SOURCE EXTRACT:

SALEM, OR — Oregon is ranked fourth in the nation for transportation policies and funding that improve equity, public health, and climate change outcomes, according to a report published by the Natural Resources Defense Council. The report assessed states on several metrics to create a final scorecard ranking out of 100 possible points. The metrics included state planning for climate and equity, vehicle electrification, expansion of transportation choices, system maintenance, and procurement.

“We’re proud of our ranking and what we’ve accomplished so far with our federal and state partners,” said Susan Peithman, Oregon Department of Transportation (ODOT) Climate Office Interim Director. “There is much more work to be done, and we’ll keep pushing to realize our vision of a clean, safe, and equitable transportation system.”

The report’s authors cite the recent historic federal investments in transportation infrastructure for spurring their interest in state transportation policy and spending. In 2021, the Bipartisan Infrastructure Law allocated $1.2 billion in additional transportation funding for Oregon over the next few years. About $800 million of that funding is directed to specific purposes.

GIVEN PROBLEM A: Return the listing from its first line through the line that contains "template-name-label: Template Name", copying every line without any change.

MATERIAL PROVIDED:
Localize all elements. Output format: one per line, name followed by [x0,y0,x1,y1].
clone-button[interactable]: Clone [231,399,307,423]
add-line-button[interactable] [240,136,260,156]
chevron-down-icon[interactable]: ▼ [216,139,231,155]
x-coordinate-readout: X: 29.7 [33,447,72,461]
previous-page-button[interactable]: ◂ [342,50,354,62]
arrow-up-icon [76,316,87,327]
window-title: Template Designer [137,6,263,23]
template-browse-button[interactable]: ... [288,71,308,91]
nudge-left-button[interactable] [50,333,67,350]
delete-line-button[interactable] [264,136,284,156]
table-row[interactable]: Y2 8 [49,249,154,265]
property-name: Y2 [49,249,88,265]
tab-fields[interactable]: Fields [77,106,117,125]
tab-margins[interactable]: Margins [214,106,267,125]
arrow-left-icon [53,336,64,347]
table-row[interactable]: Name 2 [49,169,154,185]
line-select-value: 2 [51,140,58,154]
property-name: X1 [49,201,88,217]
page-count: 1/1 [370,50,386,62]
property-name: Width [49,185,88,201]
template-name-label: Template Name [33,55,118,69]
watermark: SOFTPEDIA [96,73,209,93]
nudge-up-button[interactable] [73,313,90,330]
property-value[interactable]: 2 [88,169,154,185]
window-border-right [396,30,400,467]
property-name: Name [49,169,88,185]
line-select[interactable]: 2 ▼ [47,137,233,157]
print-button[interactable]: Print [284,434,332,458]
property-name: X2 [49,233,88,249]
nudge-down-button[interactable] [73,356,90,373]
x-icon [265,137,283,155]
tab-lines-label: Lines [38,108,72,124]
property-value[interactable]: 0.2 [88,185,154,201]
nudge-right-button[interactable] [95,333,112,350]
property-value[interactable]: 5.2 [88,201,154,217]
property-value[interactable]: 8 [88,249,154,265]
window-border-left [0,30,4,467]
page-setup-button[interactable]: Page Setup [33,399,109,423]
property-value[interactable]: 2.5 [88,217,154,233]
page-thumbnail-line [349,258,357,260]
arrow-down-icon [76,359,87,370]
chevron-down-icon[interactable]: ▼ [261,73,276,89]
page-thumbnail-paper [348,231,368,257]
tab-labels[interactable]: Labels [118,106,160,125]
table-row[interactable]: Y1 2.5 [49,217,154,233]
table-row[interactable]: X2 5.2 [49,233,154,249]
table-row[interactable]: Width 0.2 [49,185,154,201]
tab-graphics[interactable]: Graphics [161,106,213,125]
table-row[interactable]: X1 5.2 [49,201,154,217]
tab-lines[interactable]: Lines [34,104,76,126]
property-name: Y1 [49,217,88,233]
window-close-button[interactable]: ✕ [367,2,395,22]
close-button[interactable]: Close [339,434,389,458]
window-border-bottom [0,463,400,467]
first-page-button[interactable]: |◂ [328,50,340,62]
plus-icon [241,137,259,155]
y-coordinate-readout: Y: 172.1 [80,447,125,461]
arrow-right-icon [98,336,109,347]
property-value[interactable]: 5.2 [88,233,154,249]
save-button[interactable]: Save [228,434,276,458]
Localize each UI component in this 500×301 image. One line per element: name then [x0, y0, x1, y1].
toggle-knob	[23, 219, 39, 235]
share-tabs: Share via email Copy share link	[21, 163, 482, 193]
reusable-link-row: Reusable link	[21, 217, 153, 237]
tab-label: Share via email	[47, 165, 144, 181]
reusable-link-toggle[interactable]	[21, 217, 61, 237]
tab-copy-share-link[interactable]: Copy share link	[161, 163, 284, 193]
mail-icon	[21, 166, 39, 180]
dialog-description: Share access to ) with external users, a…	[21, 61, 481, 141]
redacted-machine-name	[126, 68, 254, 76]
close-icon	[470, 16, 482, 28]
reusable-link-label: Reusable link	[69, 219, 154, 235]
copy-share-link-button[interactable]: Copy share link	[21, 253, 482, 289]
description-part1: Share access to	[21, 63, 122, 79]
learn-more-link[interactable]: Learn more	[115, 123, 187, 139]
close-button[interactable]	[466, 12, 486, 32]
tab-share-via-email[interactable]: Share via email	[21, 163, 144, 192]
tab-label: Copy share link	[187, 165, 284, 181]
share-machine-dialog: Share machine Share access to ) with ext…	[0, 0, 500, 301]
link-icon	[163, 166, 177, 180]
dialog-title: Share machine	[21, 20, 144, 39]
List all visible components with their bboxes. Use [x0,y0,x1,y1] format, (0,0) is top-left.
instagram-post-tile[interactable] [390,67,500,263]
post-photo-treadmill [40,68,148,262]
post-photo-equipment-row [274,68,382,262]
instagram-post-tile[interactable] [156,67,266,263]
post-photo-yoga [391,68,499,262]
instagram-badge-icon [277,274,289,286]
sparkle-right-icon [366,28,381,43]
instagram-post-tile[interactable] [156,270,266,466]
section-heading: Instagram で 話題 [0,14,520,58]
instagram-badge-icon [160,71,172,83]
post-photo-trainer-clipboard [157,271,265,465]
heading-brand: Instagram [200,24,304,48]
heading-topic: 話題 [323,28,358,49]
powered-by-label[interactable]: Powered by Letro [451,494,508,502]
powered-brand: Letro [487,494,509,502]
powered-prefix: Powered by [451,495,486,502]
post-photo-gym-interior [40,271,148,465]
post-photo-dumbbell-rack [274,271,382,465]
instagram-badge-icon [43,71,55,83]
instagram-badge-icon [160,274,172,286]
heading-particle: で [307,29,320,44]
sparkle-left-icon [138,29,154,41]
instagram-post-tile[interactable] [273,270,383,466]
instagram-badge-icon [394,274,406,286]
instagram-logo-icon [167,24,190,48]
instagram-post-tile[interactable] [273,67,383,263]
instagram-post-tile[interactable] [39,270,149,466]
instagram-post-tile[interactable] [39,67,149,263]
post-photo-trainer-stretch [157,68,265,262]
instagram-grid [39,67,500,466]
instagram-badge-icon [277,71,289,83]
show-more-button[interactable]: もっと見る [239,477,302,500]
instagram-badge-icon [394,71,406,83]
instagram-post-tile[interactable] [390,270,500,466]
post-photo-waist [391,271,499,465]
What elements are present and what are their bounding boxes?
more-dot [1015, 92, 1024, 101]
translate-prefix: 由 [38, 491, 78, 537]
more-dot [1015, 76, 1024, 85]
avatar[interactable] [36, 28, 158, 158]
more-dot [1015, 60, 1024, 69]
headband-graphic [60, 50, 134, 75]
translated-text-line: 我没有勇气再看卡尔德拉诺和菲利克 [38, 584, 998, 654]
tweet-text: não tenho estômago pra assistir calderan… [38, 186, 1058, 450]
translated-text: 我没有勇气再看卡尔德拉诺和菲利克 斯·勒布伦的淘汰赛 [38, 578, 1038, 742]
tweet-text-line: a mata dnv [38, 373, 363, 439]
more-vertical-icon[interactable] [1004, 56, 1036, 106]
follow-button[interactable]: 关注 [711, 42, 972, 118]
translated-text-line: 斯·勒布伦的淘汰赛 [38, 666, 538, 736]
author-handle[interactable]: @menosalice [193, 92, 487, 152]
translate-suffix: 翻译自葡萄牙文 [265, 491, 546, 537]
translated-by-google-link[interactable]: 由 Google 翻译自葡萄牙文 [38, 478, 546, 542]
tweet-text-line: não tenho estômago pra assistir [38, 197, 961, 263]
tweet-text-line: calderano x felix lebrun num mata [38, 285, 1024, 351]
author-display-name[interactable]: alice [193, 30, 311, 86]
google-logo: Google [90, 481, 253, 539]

GIVEN PROBLEM B: Retype the passage on Oregon's transportation ranking from "The report’s authors" to "to specific purposes.", word for word.

COMPLETE OUTPUT A:
Localize all elements. Output format: one per line, name followed by [x0,y0,x1,y1].
clone-button[interactable]: Clone [231,399,307,423]
add-line-button[interactable] [240,136,260,156]
chevron-down-icon[interactable]: ▼ [216,139,231,155]
x-coordinate-readout: X: 29.7 [33,447,72,461]
previous-page-button[interactable]: ◂ [342,50,354,62]
arrow-up-icon [76,316,87,327]
window-title: Template Designer [137,6,263,23]
template-browse-button[interactable]: ... [288,71,308,91]
nudge-left-button[interactable] [50,333,67,350]
delete-line-button[interactable] [264,136,284,156]
table-row[interactable]: Y2 8 [49,249,154,265]
property-name: Y2 [49,249,88,265]
tab-fields[interactable]: Fields [77,106,117,125]
tab-margins[interactable]: Margins [214,106,267,125]
arrow-left-icon [53,336,64,347]
table-row[interactable]: Name 2 [49,169,154,185]
line-select-value: 2 [51,140,58,154]
property-name: X1 [49,201,88,217]
page-count: 1/1 [370,50,386,62]
property-name: Width [49,185,88,201]
template-name-label: Template Name [33,55,118,69]

COMPLETE OUTPUT B:
The report’s authors cite the recent historic federal investments in transportation infrastructure for spurring their interest in state transportation policy and spending. In 2021, the Bipartisan Infrastructure Law allocated $1.2 billion in additional transportation funding for Oregon over the next few years. About $800 million of that funding is directed to specific purposes.